WHAT YOU HAVE TO DO:
How many lines in this data contain the string "fugas"? Reply with the number only.

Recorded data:
+++++

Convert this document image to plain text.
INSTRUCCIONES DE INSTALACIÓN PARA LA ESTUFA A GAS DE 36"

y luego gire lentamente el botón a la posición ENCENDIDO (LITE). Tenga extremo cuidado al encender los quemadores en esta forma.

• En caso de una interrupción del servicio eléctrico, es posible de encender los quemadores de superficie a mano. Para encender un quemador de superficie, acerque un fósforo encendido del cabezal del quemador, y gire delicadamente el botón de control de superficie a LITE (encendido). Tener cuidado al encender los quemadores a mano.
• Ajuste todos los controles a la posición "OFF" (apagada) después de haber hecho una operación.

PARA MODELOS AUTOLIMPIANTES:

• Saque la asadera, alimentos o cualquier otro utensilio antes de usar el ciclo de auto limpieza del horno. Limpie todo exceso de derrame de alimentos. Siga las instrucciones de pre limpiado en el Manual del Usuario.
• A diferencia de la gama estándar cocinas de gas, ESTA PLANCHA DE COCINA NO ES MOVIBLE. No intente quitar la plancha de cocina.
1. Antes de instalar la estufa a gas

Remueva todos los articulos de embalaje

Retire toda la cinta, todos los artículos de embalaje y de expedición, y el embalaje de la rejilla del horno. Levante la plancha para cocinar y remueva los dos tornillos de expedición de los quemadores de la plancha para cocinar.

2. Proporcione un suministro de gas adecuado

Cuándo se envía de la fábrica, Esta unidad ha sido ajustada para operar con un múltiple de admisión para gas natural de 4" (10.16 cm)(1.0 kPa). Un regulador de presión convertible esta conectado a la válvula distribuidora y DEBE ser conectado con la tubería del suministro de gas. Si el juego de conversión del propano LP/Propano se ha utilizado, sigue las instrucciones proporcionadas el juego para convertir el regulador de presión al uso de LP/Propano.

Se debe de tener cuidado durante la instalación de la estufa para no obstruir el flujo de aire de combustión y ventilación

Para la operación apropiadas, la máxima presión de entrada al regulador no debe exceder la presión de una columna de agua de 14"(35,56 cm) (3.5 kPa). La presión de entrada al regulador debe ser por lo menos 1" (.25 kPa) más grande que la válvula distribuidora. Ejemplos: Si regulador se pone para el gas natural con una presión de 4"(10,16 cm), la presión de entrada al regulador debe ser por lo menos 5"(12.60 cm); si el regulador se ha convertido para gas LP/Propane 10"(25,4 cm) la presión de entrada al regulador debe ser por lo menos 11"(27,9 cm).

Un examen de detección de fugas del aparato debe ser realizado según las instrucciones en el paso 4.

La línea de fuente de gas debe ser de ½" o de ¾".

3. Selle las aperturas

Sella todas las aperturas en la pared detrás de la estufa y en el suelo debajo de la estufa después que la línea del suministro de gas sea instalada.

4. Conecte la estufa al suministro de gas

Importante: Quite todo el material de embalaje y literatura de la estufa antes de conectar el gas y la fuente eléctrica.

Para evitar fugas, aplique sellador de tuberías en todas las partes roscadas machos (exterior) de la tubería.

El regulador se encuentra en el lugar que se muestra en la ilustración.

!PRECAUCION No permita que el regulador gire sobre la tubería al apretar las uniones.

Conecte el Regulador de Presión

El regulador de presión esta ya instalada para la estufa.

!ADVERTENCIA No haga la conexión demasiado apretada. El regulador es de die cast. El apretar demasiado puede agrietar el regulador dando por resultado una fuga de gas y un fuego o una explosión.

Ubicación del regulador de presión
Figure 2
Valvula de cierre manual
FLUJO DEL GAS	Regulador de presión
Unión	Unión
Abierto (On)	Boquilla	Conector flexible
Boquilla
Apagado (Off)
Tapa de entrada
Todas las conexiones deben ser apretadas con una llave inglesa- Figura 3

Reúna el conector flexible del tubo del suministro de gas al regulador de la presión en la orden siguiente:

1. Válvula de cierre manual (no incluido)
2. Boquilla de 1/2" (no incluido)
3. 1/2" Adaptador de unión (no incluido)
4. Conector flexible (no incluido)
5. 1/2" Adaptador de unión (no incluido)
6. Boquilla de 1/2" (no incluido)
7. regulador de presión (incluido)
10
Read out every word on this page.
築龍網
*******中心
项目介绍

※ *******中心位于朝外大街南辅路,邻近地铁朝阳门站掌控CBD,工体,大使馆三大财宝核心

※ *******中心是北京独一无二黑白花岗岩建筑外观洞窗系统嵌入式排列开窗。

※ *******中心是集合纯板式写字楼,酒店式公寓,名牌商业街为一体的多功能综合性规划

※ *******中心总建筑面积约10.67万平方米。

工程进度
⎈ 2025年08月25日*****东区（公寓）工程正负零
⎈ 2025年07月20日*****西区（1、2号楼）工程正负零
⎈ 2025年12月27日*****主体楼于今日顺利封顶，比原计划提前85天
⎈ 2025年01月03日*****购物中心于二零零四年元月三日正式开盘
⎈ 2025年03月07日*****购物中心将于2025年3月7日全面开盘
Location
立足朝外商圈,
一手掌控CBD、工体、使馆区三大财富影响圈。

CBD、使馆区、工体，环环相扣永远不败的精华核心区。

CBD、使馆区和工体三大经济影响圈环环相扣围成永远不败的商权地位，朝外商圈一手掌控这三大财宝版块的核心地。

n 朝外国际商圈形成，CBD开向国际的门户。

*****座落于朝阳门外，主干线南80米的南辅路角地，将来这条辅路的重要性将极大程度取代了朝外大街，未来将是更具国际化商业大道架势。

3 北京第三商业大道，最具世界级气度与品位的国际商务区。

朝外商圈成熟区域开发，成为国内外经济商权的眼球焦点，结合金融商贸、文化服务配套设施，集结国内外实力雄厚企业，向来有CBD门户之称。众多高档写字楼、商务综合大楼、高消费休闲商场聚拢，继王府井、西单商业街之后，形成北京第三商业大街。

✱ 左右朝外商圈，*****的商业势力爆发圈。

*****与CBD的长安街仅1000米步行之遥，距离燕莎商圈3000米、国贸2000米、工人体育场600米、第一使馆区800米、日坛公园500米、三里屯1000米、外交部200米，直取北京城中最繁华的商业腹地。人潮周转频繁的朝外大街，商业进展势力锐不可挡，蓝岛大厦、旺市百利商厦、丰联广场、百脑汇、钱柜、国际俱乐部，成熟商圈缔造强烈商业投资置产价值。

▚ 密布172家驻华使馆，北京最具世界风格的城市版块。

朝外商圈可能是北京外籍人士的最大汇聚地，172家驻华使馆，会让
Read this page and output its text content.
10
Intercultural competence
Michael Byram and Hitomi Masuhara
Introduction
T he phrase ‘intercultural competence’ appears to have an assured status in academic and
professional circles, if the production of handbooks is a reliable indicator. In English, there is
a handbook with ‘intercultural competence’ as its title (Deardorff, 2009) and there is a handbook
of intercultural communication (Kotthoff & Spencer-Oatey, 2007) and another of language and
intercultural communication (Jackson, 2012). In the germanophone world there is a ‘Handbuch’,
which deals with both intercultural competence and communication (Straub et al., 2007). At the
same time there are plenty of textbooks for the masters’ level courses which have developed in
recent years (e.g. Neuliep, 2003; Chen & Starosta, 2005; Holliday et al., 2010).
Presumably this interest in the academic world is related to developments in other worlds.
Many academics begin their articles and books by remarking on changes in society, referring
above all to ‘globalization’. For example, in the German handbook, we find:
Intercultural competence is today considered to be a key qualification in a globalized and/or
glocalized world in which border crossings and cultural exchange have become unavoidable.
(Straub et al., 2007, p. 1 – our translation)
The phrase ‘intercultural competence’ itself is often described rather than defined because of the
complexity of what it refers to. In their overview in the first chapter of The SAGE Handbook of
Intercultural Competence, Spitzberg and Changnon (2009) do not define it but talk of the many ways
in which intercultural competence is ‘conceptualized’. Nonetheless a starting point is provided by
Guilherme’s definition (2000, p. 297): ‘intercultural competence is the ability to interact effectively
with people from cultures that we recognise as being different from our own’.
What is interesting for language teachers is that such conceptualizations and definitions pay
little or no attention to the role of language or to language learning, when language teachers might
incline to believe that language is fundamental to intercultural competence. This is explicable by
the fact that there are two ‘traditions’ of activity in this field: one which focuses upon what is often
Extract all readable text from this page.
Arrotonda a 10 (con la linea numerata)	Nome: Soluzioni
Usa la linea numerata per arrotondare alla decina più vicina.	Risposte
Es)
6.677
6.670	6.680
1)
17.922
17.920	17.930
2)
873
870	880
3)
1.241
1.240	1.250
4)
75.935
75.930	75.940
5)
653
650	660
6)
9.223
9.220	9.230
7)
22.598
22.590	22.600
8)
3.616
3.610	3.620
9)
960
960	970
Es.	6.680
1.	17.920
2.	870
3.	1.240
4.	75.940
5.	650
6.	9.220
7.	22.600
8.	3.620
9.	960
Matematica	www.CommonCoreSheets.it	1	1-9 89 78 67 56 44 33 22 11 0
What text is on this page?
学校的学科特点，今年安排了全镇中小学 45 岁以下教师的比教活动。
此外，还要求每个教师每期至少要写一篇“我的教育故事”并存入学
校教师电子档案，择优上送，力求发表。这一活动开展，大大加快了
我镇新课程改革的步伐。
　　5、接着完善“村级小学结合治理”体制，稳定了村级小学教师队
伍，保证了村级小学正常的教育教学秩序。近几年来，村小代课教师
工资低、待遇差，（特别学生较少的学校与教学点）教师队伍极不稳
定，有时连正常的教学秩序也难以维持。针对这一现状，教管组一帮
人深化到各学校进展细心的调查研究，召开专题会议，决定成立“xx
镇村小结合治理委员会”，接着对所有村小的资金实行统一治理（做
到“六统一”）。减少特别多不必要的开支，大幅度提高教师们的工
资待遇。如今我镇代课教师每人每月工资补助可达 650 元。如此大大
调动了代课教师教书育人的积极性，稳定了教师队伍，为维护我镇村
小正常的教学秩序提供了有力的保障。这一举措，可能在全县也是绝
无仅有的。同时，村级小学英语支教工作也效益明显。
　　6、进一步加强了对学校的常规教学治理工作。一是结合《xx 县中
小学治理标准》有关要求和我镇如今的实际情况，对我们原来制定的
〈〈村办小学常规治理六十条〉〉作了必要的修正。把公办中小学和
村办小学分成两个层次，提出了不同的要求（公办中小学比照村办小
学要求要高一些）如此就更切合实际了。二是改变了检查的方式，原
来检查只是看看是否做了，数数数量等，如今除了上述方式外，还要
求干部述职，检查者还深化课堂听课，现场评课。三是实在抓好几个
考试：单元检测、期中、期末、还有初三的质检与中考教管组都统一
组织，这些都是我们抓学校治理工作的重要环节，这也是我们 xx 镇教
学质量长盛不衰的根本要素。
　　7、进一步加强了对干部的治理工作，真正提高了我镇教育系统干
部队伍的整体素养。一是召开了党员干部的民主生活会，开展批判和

+++++

SOLUTION:
2